### Work to be completed
Write out each line from the data below that includes the word "Types".

━━ Material provided

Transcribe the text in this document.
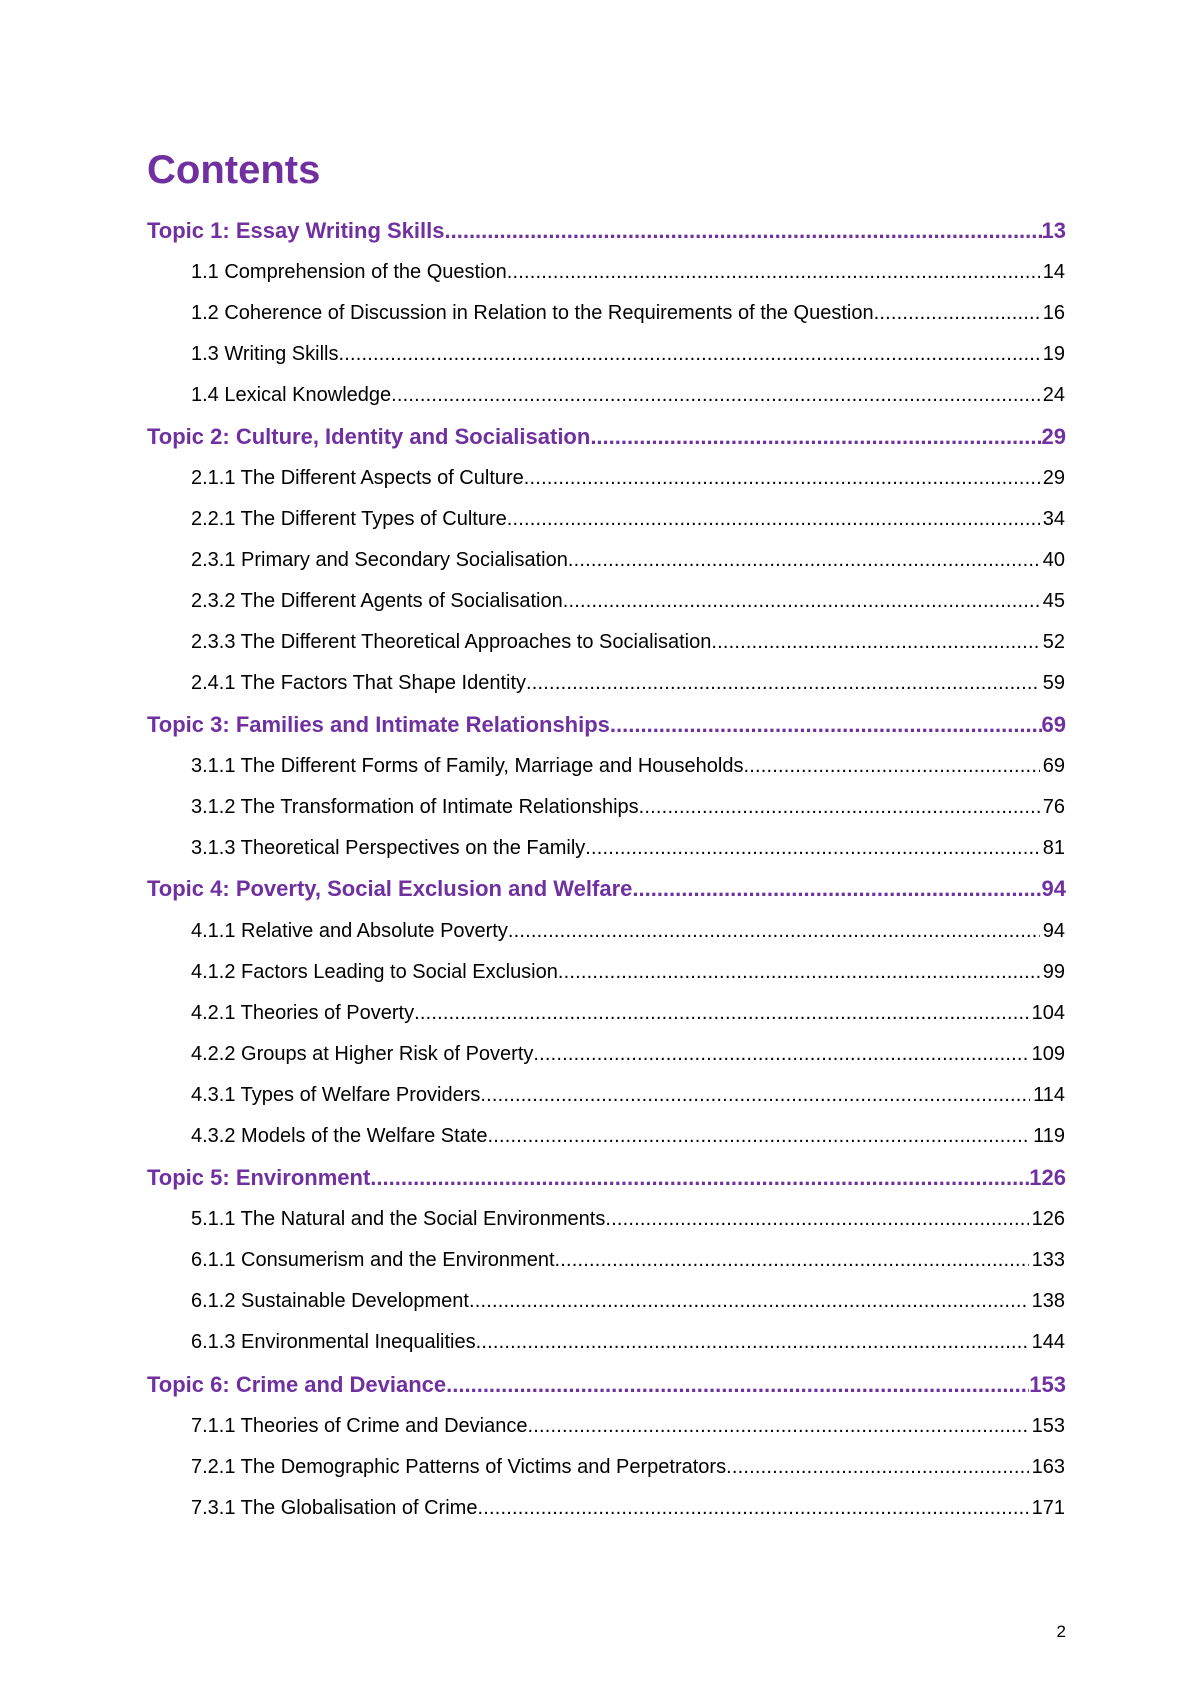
Contents
Topic 1: Essay Writing Skills .....	13
1.1 Comprehension of the Question .....	14
1.2 Coherence of Discussion in Relation to the Requirements of the Question .....	16
1.3 Writing Skills .....	19
1.4 Lexical Knowledge .....	24
Topic 2: Culture, Identity and Socialisation .....	29
2.1.1 The Different Aspects of Culture .....	29
2.2.1 The Different Types of Culture .....	34
2.3.1 Primary and Secondary Socialisation .....	40
2.3.2 The Different Agents of Socialisation .....	45
2.3.3 The Different Theoretical Approaches to Socialisation .....	52
2.4.1 The Factors That Shape Identity .....	59
Topic 3: Families and Intimate Relationships .....	69
3.1.1 The Different Forms of Family, Marriage and Households .....	69
3.1.2 The Transformation of Intimate Relationships .....	76
3.1.3 Theoretical Perspectives on the Family .....	81
Topic 4: Poverty, Social Exclusion and Welfare .....	94
4.1.1 Relative and Absolute Poverty .....	94
4.1.2 Factors Leading to Social Exclusion .....	99
4.2.1 Theories of Poverty .....	104
4.2.2 Groups at Higher Risk of Poverty .....	109
4.3.1 Types of Welfare Providers .....	114
4.3.2 Models of the Welfare State .....	119
Topic 5: Environment .....	126
5.1.1 The Natural and the Social Environments .....	126
6.1.1 Consumerism and the Environment .....	133
6.1.2 Sustainable Development .....	138
6.1.3 Environmental Inequalities .....	144
Topic 6: Crime and Deviance .....	153
7.1.1 Theories of Crime and Deviance .....	153
7.2.1 The Demographic Patterns of Victims and Perpetrators .....	163
7.3.1 The Globalisation of Crime .....	171
2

━━━━

### Output for this exercise
2.2.1 The Different Types of Culture .....	34
4.3.1 Types of Welfare Providers .....	114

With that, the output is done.